Across the material below, how many lines contain the word "median"? Give only the number.

Start of RECORDS PROVIDED

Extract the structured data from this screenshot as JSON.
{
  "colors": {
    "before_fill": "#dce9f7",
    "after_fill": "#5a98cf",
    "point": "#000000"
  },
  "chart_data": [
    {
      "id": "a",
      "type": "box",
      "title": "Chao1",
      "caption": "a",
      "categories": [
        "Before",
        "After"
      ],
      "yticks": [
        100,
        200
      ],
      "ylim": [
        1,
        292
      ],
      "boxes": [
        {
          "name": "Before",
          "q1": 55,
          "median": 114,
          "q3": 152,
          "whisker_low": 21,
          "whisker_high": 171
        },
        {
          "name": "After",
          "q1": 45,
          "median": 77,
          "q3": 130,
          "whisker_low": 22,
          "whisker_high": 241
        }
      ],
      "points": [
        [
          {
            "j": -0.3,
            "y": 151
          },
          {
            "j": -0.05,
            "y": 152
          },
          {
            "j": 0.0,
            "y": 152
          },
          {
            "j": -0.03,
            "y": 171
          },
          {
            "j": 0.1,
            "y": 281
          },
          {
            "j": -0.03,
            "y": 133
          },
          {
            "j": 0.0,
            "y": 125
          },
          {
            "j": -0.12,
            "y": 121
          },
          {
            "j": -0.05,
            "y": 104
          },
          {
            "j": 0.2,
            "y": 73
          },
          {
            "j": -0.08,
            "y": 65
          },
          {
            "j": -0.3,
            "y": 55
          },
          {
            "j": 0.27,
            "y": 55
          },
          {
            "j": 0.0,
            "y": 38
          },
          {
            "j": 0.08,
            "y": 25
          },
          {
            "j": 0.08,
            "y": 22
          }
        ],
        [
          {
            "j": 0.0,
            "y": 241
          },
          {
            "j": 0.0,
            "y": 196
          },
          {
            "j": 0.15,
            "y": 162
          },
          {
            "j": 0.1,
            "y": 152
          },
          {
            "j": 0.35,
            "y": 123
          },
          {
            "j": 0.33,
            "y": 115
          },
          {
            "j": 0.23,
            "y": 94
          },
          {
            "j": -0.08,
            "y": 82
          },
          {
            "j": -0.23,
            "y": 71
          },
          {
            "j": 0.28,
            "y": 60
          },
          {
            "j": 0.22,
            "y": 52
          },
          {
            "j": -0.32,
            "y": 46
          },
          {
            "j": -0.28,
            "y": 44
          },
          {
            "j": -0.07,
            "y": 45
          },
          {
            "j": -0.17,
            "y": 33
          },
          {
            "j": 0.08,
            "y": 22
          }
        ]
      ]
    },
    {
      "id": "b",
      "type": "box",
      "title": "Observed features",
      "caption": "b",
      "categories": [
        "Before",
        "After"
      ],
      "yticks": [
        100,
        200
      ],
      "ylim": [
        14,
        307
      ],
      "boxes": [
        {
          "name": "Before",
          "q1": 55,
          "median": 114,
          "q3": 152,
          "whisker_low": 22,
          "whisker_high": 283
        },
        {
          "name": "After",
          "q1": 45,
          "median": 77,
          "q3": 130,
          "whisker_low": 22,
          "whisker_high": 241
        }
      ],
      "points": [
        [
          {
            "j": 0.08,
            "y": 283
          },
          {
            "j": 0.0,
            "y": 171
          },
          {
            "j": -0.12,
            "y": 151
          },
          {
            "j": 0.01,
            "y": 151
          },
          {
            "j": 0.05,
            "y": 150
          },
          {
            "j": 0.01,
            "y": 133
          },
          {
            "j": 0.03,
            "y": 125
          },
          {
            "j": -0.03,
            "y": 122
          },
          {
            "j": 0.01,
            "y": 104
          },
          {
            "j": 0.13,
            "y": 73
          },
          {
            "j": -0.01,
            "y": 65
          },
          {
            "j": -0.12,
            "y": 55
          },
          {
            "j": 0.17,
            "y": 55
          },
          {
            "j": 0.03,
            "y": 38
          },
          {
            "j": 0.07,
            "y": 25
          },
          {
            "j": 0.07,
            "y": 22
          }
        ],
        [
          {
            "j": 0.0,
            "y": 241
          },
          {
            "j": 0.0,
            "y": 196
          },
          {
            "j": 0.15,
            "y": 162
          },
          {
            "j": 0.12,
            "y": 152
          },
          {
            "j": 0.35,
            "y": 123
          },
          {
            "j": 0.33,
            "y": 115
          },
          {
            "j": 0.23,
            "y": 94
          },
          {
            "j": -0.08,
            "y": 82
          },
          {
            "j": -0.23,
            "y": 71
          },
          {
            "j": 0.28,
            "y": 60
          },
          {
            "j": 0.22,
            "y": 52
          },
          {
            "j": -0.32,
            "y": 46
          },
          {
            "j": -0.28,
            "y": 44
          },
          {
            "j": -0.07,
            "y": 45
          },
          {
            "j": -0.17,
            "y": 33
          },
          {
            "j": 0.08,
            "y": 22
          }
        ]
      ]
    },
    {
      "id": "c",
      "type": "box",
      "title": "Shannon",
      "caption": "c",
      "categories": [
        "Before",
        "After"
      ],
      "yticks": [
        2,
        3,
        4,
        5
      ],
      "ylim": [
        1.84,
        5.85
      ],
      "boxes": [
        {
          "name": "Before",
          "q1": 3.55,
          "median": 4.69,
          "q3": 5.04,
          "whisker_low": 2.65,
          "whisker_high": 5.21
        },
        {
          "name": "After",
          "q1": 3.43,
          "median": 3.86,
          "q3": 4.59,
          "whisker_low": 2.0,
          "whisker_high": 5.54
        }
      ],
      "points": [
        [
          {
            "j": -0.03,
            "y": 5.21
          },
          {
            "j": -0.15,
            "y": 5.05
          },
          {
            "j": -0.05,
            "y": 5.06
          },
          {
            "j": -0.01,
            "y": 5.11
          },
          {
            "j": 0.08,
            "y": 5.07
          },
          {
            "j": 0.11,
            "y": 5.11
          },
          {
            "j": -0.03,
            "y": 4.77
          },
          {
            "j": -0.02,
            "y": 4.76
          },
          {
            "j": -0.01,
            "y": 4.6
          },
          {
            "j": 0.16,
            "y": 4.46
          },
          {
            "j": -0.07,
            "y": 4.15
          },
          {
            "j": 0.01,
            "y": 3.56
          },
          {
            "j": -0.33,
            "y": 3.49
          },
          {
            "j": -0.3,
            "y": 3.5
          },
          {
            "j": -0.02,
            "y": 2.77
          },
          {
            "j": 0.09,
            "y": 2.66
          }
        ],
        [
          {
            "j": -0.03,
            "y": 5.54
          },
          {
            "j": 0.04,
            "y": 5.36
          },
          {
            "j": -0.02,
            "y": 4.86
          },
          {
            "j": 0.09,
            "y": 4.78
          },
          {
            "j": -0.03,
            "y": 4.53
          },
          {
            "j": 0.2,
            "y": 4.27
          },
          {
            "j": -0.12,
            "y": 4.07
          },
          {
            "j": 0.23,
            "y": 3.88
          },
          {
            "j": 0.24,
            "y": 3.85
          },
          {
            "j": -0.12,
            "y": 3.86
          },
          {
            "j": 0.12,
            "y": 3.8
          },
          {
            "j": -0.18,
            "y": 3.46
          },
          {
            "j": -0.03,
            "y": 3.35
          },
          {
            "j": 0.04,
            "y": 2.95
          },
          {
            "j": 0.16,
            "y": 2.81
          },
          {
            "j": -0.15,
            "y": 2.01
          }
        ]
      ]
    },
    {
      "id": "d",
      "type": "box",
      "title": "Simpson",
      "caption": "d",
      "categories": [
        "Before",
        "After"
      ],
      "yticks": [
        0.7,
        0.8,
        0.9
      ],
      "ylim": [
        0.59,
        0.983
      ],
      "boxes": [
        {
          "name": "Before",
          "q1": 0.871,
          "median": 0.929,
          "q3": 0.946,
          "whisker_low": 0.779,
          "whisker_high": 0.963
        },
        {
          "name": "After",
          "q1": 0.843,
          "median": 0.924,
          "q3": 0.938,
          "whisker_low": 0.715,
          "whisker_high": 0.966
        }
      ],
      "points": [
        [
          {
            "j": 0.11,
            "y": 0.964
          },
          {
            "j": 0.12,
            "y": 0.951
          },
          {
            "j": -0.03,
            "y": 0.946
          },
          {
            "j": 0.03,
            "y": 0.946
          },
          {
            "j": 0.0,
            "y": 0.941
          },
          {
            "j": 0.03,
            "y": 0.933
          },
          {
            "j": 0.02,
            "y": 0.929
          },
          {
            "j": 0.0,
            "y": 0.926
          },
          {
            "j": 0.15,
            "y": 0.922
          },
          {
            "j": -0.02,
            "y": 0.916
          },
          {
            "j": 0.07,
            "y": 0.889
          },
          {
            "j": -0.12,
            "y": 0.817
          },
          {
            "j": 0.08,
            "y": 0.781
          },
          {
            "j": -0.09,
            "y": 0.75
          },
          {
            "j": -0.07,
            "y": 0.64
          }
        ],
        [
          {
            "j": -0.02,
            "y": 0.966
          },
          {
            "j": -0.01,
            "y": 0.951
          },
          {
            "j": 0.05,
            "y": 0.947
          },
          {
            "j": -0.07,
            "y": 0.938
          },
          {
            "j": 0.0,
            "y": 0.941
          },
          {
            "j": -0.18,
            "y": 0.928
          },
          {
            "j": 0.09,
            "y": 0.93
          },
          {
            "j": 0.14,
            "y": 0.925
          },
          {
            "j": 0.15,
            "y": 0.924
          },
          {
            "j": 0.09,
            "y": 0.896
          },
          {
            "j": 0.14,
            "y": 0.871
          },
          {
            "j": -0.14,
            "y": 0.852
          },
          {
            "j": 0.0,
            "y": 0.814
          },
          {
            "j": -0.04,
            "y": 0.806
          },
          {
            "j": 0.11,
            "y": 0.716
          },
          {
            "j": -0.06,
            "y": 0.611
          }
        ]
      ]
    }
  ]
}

End of RECORDS PROVIDED

- RESULT OF THIS TASK: 8